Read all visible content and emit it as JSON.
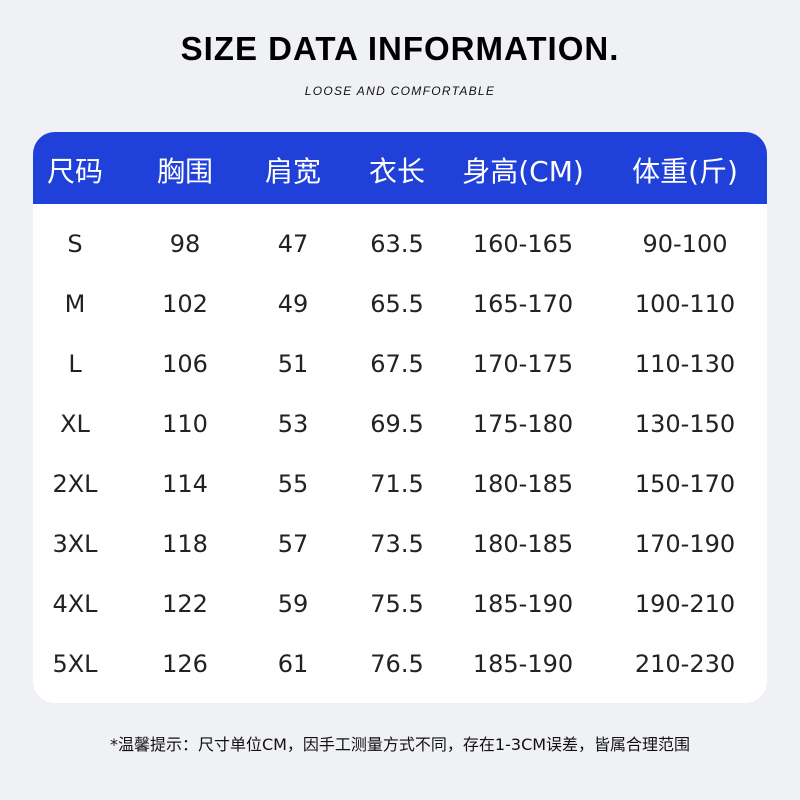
{
  "title": "SIZE DATA INFORMATION.",
  "subtitle": "LOOSE AND COMFORTABLE",
  "colors": {
    "header": "#1f40d9",
    "background": "#f0f1f5"
  },
  "table": {
    "headers": [
      "尺码",
      "胸围",
      "肩宽",
      "衣长",
      "身高(CM)",
      "体重(斤)"
    ],
    "rows": [
      [
        "S",
        "98",
        "47",
        "63.5",
        "160-165",
        "90-100"
      ],
      [
        "M",
        "102",
        "49",
        "65.5",
        "165-170",
        "100-110"
      ],
      [
        "L",
        "106",
        "51",
        "67.5",
        "170-175",
        "110-130"
      ],
      [
        "XL",
        "110",
        "53",
        "69.5",
        "175-180",
        "130-150"
      ],
      [
        "2XL",
        "114",
        "55",
        "71.5",
        "180-185",
        "150-170"
      ],
      [
        "3XL",
        "118",
        "57",
        "73.5",
        "180-185",
        "170-190"
      ],
      [
        "4XL",
        "122",
        "59",
        "75.5",
        "185-190",
        "190-210"
      ],
      [
        "5XL",
        "126",
        "61",
        "76.5",
        "185-190",
        "210-230"
      ]
    ]
  },
  "note": "*温馨提示：尺寸单位CM，因手工测量方式不同，存在1-3CM误差，皆属合理范围"
}
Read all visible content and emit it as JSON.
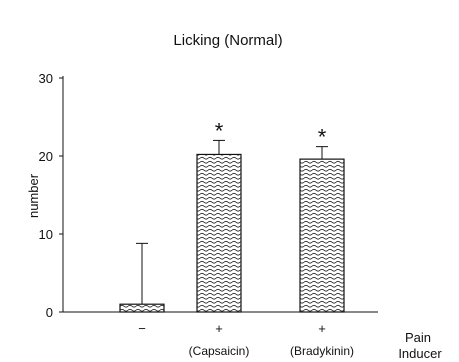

* WORK REQUIRED *
Using the data above, write out every line exactly, leaving the images behind.

* FINISHED TASK *
Read all visible content and emit it as JSON.
{
  "title": "SIZE DATA INFORMATION.",
  "subtitle": "LOOSE AND COMFORTABLE",
  "colors": {
    "header": "#1f40d9",
    "background": "#f0f1f5"
  },
  "table": {
    "headers": [
      "尺码",
      "胸围",
      "肩宽",
      "衣长",
      "身高(CM)",
      "体重(斤)"
    ],
    "rows": [
      [
        "S",
        "98",
        "47",
        "63.5",
        "160-165",
        "90-100"
      ],
      [
        "M",
        "102",
        "49",
        "65.5",
        "165-170",
        "100-110"
      ],
      [
        "L",
        "106",
        "51",
        "67.5",
        "170-175",
        "110-130"
      ],
      [
        "XL",
        "110",
        "53",
        "69.5",
        "175-180",
        "130-150"
      ],
      [
        "2XL",
        "114",
        "55",
        "71.5",
        "180-185",
        "150-170"
      ],
      [
        "3XL",
        "118",
        "57",
        "73.5",
        "180-185",
        "170-190"
      ],
      [
        "4XL",
        "122",
        "59",
        "75.5",
        "185-190",
        "190-210"
      ],
      [
        "5XL",
        "126",
        "61",
        "76.5",
        "185-190",
        "210-230"
      ]
    ]
  },
  "note": "*温馨提示：尺寸单位CM，因手工测量方式不同，存在1-3CM误差，皆属合理范围"
}
Read all visible content and emit it as JSON.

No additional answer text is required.